_Problems to work on_
• 1. The blog post on storing family history mentions several hard copy objects that family historians might collect. List each one.
• 2. According to the blog post on storing family history, why could flash drives be an option for backing up files, and for whom?
• 3. Extend the blog post on storing family history by writing what comes after its last paragraph.
-- Source extract follows --
Our roles as personal and family historians is to collect, restore, explain, share and archive all the varied artifacts of our ancestors' lives. Fair summary?
The things we collect might be hard copy objects like photographs, old school yearbooks, 16mm film, audio recordings, and letters and cards. Or it might be new material like stories we hear and record on audio or video, or stories we write. It might be our research on our ancestry and all the census and immigration records we locate.
These days, our job as family historians (self appointed though we may be!) includes digitizing the material and making it available to the rest of the family. The question then arises: what is the best way to store and share all this stuff? Well, keep reading because I am about to tell you.
In this blog, I am going to give family historians some ideas for archiving their treasures and I will tell you about the newest, biggest, most generous, most vivid place to store documents, images and videos for free!
Storing Family History Files Locally
The choices for storing and sharing your digitized family history research are now legion: First of all, there is the hard drive of your computer – probably where all the stuff is right now. But in addition to your Mac or PC hard drive, you need a dedicated, external hard drive - powered or portable - for all of your ancestry files. They are as cheap as chips – around $150 for 2 TB.
Some people like to back up their files to flash drives. They are getting big (e.g. 500 GB) and much cheaper than before (around $.10 per GB) and if you don't have a ton of material – no video for example - they could be an option.
How Much Storage Do You Need Anyway?
Well, that's a bit like asking how big your barn should be – depends on how many horses you have! But as a guide: 1 GB of storage will cover around 1 minute of uncompressed HD video; 5 minutes of uncompressed standard definition video; 20 large digital images; or 200,000 pages of text (and a partridge in a pear tree).
If you have a good deal of family history video, you are going to need to start thinking in the terabytes (remember, one thousand MBs = 1 GB; and one thousand GBs = 1TB). A one TB drive will hold around 80 hours of uncompressed SD video and 20 hours of good quality HD video. You can compress video so that you fit more in (e.g. MP4s) - but that is not your best archive option.
-- Source extract concluded --
-- Record extracts follows --
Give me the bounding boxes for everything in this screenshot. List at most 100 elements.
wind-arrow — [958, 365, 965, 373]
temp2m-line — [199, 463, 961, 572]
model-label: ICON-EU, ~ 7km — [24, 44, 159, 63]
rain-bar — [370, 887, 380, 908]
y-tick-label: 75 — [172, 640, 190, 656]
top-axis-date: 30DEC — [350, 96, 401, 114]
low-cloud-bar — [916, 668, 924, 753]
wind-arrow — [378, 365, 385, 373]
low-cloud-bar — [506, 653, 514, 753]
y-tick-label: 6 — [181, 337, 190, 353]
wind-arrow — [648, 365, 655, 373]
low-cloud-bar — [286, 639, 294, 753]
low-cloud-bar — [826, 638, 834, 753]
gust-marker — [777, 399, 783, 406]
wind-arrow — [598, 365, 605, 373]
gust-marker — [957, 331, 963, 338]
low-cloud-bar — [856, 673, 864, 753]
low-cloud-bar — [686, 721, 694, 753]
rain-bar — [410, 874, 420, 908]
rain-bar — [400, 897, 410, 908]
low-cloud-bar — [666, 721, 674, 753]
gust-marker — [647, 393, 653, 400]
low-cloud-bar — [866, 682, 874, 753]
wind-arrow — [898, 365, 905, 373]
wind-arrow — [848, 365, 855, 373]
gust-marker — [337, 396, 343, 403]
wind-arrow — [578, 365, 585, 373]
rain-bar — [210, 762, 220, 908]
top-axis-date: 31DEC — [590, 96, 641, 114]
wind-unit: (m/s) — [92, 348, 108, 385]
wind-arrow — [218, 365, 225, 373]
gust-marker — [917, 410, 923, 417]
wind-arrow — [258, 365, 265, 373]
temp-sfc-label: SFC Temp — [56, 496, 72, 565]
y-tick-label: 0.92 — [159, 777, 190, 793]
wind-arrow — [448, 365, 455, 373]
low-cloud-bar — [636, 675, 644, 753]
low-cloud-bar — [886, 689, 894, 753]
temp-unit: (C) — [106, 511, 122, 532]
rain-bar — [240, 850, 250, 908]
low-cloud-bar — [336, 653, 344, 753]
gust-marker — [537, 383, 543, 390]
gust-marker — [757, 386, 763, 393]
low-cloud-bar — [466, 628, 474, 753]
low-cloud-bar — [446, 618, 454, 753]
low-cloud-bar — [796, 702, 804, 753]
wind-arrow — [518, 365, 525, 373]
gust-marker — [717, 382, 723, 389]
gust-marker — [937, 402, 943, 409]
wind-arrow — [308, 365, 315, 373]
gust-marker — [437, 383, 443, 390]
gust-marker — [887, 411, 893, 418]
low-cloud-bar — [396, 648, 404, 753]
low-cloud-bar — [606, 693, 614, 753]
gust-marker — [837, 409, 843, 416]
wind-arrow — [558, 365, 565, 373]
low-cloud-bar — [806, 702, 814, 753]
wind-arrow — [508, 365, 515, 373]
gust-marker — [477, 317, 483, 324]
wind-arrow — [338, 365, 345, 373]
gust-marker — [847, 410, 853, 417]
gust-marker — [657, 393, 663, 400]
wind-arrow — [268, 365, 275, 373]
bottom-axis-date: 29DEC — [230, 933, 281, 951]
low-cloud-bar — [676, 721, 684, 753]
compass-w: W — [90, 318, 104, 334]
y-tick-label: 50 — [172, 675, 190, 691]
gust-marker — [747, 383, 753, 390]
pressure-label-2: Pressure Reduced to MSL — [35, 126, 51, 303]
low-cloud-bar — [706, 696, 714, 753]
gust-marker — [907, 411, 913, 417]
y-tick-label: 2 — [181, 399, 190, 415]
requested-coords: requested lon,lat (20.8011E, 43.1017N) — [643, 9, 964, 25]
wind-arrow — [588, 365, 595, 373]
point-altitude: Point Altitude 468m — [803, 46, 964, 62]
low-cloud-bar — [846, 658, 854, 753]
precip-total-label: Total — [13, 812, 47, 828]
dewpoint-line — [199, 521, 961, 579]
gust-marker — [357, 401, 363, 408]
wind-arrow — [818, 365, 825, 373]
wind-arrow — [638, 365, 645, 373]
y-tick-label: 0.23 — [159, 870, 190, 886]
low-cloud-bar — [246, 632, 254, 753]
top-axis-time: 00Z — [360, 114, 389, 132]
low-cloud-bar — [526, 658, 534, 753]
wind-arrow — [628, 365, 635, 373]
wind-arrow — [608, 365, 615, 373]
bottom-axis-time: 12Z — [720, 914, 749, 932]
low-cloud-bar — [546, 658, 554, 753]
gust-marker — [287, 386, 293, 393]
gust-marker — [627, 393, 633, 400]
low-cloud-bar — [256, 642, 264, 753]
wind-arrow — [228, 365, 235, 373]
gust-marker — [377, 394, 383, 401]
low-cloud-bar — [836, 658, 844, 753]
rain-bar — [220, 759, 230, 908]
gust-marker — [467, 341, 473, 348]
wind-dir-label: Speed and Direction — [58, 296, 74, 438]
-- Record extracts concluded --
_Answers for each item_
• 1.
- Photographs
- Old school yearbooks
- 16mm film
- Audio recordings
- Letters and cards

• 2. Flash drives are getting bigger, up to about 500 GB, and are much cheaper than before, around $.10 per GB. That makes them an option for people who don't have a ton of material, such as those with no video.

• 3.
Storing Family History Files Online
Things really start to pop when you choose online storage options. For example, you could create your own blog or website; the internet service provider you choose effectively gives you storage space on their server (e.g. for the modest price of its web hosting, “Go Daddy” give you 40GB of space). If you have a web host, you can “ftp” transfer your files to your storage there – none of which needs to be actually displayed on your web page.
You could of course just send the files around to the cousins directly using one of the email-enabled ftp services like “HighTail” which specialize in dispatching large files. The basic account is free allowing you to send 100MB files and give you 2GB of free storage, and the unlimited storage allows you to send files up to 500GB. Then, slightly more cumbersome, there is Dropbox which allows you to upload up to 2GB for free - folks can then log in and download.
And let's not forget Microsoft and Apple: Microsoft will let you backup 7 GB for free with their “SkyDrive” and Apple gives you 5 GB for free with its “iCloud”. Then there are the real pros like “Amazon Web Services” which has a huge online storage service business (e.g. it handles all the Netflix movies). Its cheapest and most limited option - “glacier storage” - costs just 1 cent per month per gigabyte!
My Friend Flickr
Now, I could go on and talk about other services like Cubby, Sharefile, Egnyte, Opendrive and a host of others all well worth exploring. But for all of my personal family history stuff, I am currently in love with Flickr. Why Flickr?
A Flickr free account can have up to 1000 photos and videos. With an average photo size of 2-3MB, that is about 2-3GB worth of storage.
You are allowed to: Upload photos of up to 200MB per photo; Upload 1080p HD videos of up to 1GB each; Video playback of up to 3 minutes each; Upload and download in full original quality.
FlickrPro is $5 per month and offers unlimited storage!
Not really a complete backup service I'll grant you, and a bit limited for video, but virtually unlimited for documents and images. And, Flickr now has a gorgeous new display.
As family historians, we will continue to try out different storage options, always remembering to keep multiple copies, on multiple disks and drives, in multiple places. But right now, everyone one of us can take advantage of Flickr's new found generosity.
Disclaimer: I have no connection or affiliation with Yahoo or Flickr - except as a (free and paying) consumer of their online services.